====== EXERCISE DATA

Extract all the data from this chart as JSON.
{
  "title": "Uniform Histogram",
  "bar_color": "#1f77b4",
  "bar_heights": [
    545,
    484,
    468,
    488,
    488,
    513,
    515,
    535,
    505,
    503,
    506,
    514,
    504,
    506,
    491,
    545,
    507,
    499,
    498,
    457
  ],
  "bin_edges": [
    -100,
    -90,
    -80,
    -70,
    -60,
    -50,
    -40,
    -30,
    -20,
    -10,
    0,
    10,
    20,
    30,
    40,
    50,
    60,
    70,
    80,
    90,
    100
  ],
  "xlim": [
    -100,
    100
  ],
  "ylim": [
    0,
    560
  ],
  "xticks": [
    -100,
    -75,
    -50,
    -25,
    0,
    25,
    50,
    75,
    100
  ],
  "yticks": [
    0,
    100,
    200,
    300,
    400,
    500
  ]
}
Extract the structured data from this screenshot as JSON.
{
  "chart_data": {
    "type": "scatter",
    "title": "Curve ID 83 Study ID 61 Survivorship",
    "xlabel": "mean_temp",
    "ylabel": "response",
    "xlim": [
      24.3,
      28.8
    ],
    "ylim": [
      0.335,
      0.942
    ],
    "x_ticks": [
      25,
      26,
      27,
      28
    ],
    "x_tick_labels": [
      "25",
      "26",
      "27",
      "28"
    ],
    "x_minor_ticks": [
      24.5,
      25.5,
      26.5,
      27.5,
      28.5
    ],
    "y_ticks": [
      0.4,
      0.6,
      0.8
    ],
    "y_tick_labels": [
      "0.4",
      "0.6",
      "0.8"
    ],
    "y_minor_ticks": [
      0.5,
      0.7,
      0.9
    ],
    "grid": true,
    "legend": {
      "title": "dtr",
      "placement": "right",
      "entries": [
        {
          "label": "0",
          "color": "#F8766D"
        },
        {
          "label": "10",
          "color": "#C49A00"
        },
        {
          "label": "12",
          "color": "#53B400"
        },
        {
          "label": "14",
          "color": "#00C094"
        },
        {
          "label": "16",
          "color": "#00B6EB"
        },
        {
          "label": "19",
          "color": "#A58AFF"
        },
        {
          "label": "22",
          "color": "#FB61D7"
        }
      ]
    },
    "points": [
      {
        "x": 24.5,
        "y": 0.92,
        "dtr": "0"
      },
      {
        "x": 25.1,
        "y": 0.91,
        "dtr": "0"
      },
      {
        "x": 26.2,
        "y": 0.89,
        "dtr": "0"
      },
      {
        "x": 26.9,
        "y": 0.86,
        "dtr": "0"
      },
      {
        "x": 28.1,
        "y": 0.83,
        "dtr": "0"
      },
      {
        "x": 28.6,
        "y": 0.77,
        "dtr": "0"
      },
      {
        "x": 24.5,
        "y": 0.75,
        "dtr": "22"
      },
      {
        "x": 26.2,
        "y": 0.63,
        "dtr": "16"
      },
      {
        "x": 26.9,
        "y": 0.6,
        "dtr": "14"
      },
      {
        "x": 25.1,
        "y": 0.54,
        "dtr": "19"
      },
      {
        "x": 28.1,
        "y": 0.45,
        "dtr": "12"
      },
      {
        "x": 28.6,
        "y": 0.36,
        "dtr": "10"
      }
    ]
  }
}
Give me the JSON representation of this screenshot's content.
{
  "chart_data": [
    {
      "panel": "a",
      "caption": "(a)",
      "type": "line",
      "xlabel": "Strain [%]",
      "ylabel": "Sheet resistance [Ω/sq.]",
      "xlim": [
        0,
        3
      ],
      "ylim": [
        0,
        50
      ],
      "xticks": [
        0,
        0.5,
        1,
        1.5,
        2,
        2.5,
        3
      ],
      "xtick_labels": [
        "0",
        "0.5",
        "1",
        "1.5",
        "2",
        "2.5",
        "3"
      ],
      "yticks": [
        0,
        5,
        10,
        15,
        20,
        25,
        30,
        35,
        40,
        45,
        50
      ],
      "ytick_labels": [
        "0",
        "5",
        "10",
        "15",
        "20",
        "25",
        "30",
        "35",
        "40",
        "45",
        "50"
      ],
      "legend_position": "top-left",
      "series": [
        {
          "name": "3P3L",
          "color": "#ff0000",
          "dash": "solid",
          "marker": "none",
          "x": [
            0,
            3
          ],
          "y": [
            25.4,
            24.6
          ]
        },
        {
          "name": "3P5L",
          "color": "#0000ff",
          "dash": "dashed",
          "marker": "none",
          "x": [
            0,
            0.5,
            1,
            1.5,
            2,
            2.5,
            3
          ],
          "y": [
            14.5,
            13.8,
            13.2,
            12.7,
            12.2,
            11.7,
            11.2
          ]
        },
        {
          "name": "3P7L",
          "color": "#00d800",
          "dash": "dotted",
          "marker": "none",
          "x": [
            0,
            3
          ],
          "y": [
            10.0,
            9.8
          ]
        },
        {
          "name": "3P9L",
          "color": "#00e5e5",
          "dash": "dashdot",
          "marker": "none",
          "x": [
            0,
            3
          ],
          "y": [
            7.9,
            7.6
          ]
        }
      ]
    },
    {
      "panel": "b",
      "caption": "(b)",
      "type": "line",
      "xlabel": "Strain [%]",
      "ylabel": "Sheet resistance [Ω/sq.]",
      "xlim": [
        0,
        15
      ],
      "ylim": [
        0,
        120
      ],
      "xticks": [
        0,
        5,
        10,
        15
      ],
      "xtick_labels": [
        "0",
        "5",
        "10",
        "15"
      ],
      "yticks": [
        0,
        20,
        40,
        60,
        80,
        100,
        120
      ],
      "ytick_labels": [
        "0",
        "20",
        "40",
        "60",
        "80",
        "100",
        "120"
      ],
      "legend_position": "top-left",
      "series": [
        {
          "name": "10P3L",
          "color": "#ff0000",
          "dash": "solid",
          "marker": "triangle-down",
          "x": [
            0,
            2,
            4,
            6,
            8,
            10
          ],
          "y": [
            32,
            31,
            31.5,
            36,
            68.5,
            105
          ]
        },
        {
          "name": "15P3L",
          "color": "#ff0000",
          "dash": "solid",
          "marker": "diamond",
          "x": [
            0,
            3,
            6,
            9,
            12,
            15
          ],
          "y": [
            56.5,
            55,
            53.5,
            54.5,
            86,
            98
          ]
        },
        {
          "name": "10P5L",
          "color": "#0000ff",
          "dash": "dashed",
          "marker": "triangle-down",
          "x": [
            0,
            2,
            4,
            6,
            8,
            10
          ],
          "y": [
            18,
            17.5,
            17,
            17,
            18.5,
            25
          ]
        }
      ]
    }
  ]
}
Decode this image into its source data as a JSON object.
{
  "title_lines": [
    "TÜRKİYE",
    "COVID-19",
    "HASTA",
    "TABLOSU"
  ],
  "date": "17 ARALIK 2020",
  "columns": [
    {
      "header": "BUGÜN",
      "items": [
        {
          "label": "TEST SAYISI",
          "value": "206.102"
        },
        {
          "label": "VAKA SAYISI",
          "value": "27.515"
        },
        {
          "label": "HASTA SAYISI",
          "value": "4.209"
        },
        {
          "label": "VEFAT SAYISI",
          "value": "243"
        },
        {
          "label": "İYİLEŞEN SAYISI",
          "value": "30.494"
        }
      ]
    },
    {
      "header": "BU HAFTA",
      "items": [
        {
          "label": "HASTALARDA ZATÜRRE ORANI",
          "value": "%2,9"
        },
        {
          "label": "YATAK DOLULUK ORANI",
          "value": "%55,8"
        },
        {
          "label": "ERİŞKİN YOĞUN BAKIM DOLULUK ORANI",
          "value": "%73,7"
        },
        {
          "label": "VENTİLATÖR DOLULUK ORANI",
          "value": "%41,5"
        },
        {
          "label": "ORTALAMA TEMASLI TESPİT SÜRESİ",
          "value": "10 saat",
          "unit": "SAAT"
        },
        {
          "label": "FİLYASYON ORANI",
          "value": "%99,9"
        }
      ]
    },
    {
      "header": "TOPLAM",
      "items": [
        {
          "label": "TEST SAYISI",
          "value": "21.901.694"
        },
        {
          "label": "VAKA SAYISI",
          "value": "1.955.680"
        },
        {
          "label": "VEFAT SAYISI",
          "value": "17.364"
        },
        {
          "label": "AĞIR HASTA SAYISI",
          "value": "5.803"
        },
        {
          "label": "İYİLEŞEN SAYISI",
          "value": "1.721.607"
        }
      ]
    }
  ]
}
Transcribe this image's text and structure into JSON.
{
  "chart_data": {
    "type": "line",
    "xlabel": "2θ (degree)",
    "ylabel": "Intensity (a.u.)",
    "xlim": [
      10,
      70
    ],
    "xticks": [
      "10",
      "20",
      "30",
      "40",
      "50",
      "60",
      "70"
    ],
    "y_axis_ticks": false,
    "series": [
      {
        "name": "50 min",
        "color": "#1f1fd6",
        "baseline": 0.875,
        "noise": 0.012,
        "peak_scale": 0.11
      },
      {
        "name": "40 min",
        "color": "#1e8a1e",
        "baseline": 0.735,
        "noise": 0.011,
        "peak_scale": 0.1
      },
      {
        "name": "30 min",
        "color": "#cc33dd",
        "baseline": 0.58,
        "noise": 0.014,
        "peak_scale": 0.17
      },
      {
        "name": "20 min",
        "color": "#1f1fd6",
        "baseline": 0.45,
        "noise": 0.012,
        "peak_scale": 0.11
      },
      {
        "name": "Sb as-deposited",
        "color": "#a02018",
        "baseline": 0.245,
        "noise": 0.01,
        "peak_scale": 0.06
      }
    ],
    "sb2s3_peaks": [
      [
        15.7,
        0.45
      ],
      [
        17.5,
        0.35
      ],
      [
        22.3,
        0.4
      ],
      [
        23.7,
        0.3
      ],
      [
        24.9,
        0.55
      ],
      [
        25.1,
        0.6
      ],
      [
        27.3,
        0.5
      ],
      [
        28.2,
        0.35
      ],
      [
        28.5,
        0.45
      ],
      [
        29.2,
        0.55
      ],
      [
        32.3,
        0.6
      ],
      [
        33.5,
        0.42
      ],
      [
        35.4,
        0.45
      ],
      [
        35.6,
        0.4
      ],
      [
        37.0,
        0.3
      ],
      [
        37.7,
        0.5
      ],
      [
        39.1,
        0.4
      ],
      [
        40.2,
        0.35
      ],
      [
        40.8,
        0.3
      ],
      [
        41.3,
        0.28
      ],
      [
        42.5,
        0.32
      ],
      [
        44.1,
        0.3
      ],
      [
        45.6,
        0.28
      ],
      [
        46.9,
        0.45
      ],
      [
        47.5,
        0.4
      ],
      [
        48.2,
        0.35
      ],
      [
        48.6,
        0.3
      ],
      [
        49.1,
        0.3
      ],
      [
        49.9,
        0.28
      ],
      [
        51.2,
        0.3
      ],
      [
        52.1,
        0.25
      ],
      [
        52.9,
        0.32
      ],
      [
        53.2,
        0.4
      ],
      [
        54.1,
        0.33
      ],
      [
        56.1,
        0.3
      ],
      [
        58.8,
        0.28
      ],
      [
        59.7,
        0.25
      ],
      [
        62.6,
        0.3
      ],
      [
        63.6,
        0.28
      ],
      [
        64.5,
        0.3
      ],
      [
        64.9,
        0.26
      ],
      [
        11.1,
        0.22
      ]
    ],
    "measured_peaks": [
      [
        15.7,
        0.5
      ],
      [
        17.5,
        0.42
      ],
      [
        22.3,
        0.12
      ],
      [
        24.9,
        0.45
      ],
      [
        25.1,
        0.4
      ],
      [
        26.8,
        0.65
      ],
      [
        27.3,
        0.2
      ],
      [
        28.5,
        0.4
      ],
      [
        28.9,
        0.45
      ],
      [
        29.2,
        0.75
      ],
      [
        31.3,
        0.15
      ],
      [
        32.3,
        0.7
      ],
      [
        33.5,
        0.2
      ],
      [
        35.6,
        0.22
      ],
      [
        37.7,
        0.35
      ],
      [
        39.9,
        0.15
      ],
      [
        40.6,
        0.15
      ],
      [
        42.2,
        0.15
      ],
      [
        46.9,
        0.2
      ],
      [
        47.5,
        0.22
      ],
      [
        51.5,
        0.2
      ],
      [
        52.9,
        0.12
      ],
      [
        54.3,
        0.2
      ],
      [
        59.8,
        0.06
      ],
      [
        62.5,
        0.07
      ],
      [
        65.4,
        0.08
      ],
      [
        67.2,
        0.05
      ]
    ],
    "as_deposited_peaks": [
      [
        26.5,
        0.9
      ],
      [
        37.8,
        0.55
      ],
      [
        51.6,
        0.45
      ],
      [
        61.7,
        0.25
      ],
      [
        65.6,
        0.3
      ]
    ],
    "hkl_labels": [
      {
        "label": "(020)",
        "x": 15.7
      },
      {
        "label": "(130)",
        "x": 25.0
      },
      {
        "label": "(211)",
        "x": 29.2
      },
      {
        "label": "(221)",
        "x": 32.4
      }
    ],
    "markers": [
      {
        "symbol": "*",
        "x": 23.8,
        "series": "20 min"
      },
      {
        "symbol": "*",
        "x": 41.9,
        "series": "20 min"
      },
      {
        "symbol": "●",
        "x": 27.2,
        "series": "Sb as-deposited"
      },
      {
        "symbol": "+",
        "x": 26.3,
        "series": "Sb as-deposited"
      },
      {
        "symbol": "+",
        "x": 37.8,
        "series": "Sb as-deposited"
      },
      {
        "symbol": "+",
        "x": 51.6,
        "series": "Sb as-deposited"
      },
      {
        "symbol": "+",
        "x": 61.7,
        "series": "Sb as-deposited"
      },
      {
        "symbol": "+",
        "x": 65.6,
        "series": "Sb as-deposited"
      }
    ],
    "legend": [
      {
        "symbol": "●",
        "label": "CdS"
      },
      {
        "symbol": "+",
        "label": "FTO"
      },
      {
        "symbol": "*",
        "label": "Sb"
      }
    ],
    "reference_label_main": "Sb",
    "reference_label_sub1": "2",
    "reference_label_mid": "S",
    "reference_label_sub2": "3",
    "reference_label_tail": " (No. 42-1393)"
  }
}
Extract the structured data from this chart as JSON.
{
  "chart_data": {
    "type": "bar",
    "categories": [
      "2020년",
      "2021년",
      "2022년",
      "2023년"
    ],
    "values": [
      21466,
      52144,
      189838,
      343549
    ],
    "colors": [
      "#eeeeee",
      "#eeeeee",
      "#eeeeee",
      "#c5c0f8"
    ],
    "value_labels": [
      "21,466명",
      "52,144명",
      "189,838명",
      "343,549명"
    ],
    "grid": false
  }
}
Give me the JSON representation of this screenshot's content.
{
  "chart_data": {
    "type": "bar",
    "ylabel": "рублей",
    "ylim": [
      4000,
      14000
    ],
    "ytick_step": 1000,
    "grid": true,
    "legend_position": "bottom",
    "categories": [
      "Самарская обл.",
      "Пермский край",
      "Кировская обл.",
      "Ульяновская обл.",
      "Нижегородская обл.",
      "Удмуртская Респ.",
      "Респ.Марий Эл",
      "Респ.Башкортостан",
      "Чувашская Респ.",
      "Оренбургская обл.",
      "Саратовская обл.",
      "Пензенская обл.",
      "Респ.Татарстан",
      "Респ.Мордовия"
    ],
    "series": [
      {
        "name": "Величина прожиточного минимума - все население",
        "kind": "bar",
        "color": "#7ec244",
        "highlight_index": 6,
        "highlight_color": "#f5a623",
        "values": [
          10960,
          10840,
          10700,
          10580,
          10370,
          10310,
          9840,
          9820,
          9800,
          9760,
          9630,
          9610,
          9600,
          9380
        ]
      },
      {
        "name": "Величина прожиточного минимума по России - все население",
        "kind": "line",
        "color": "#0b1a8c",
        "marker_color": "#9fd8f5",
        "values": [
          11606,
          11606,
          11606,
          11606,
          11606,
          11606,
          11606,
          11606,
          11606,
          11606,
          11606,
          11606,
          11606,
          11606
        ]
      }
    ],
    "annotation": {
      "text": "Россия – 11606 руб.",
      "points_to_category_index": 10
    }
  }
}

============

### [WHAT TO PRODUCE]
Say the number of lines in the records above that include the string "xlabel", and no more.

### [EXERCISE OUTPUT]
4